Text to read:
◆ ◆ ◆ ◆

Open Science Practices are on the Rise: The State of Social Science Survey. The large survey finds a steep increase in the adaption of open science practices in the research areas studied. Preprint posted on MetaArXiv; see also the figure below.
Why institutional review boards should have a role in the open science movement. “In addition to ensuring compliance with Common Rule regulations, IRBs can assist open science proponents in navigating other federal regulations for protecting human subjects in specific contexts,” write Sean Grant and Kathryn E. Bouskill in PNAS.
Preregistration is redundant, at best. A commentary posted on PsyArXiv suggests that preregistration will not by itself improve weak theories in psychology research or help to develop better theories.
DARIAH and OPERAS join forces to make Open Science a reality in the arts, humanities and social sciences. The two organisations will form a joint legal entity.
India is not joining Plan S after all. Richard Poynder has an interview on the topic with K. VijayRaghavan, Principal Scientific Adviser, Government of India.
Do online versions of open access books hamper print sales? A study by Ronald Snijder shows some nuances in the data, especially for backlist items, but finds that there is no significant impact on frontlist sales.
Can open access bridge the gaps between science and societal impact? An interview on the benefits of open access on African researchers with Fredros Okumu, Director of Science at Ifakara Health Institute in Tanzania and an Associate Professor at University of Witwatersrand.

◆ ◆ ◆ ◆

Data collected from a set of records
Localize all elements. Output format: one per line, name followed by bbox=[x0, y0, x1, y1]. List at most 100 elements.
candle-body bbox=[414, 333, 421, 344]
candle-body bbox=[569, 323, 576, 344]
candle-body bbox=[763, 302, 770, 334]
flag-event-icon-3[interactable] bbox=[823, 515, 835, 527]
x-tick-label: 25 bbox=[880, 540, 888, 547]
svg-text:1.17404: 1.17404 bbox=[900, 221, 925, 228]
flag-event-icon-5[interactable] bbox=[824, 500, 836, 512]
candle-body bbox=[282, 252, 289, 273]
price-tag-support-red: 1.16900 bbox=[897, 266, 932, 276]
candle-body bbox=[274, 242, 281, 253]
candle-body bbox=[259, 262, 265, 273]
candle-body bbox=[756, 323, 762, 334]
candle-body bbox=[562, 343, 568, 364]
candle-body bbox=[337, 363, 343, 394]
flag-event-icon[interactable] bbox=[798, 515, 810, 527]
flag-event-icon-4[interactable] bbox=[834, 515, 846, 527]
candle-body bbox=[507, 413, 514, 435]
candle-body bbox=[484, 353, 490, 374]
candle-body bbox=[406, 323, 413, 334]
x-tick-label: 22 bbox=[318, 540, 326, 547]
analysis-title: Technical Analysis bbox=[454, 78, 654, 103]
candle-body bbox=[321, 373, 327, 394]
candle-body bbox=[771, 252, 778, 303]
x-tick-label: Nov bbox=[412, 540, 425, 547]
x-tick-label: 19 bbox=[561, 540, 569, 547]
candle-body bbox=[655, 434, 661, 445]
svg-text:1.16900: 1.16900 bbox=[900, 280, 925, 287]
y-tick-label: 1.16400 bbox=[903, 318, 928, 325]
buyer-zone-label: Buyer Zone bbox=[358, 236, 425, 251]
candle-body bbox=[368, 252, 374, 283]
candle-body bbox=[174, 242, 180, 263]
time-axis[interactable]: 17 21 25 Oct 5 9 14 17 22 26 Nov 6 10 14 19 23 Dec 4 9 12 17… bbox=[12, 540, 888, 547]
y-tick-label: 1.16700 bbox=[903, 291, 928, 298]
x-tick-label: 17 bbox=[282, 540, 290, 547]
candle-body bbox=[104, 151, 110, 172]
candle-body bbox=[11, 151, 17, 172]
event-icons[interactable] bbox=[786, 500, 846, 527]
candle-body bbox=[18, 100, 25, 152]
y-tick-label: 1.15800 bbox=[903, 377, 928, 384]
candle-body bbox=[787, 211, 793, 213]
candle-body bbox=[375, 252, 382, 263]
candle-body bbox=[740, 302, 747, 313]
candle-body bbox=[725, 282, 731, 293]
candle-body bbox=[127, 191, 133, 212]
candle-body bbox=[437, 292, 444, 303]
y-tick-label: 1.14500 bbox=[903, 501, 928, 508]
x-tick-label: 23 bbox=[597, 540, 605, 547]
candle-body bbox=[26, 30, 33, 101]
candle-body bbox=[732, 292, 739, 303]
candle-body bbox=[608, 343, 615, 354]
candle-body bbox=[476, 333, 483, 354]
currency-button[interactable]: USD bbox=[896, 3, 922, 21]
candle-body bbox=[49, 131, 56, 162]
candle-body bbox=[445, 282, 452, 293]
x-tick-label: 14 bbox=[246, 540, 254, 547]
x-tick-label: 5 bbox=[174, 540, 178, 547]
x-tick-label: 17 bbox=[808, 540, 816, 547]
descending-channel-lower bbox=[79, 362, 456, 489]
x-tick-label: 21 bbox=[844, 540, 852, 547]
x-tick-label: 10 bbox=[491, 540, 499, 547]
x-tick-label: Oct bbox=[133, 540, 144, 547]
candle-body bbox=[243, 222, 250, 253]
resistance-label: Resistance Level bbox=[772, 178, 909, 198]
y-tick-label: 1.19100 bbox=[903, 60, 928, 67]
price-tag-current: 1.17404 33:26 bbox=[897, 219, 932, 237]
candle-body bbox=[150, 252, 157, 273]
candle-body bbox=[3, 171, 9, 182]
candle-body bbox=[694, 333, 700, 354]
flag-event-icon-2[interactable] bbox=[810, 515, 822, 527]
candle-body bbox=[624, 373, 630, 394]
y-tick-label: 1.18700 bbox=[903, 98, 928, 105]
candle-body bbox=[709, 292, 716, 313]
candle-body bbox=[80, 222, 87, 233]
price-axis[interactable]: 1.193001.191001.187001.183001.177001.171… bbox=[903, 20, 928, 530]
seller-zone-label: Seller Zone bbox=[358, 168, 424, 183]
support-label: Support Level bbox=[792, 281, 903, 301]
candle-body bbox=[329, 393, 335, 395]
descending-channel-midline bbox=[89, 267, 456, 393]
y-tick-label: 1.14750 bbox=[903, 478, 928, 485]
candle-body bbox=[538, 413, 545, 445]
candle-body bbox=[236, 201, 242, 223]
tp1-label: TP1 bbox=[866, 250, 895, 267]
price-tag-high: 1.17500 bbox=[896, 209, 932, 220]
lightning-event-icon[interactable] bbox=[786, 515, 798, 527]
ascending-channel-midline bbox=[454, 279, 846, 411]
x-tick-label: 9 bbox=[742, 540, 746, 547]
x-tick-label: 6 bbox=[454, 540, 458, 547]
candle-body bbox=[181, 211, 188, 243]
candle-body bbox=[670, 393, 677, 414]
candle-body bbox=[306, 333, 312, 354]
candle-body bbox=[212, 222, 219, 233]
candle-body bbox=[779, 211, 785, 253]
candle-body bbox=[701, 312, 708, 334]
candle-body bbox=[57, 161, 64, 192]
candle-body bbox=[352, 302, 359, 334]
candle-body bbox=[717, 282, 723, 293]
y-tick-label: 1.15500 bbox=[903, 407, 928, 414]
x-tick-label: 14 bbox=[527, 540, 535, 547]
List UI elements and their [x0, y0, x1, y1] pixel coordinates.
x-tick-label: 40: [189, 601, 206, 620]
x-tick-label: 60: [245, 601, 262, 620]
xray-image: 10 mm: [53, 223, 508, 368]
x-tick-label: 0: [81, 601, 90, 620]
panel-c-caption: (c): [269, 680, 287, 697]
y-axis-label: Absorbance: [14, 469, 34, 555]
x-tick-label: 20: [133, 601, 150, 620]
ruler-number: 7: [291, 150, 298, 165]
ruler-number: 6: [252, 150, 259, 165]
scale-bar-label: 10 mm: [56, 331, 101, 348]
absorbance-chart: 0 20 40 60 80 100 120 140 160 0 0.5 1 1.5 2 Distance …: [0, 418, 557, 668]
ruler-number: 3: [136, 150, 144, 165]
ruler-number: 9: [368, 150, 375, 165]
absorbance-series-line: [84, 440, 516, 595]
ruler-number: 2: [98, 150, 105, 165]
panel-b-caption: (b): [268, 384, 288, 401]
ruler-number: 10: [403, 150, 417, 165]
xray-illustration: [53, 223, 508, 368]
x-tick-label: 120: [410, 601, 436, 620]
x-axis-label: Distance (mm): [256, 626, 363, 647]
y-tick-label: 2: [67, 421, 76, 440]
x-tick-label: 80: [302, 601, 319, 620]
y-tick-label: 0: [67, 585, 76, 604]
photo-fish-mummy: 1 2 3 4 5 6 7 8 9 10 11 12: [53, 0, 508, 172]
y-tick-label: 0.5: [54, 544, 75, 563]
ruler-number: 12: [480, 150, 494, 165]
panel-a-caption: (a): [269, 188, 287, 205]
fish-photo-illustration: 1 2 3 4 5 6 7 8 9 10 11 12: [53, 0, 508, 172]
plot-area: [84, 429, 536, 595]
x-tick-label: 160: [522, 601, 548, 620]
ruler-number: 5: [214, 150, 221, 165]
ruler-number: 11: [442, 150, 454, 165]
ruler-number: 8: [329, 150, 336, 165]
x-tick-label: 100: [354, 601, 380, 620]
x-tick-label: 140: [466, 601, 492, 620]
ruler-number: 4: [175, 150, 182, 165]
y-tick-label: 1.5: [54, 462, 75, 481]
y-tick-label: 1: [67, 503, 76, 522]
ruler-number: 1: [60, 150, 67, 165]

◆ ◆ ◆ ◆

Work to complete:
Answer these questions using the open science news roundup:
1. In which publication do Sean Grant and Kathryn E. Bouskill write about institutional review boards?
2. What will DARIAH and OPERAS form together?
3. According to Ronald Snijder's study, what impact do online versions of open access books have on frontlist sales?

Written reply:
1. They write in PNAS.
2. They will form a joint legal entity.
3. The study finds no significant impact on frontlist sales.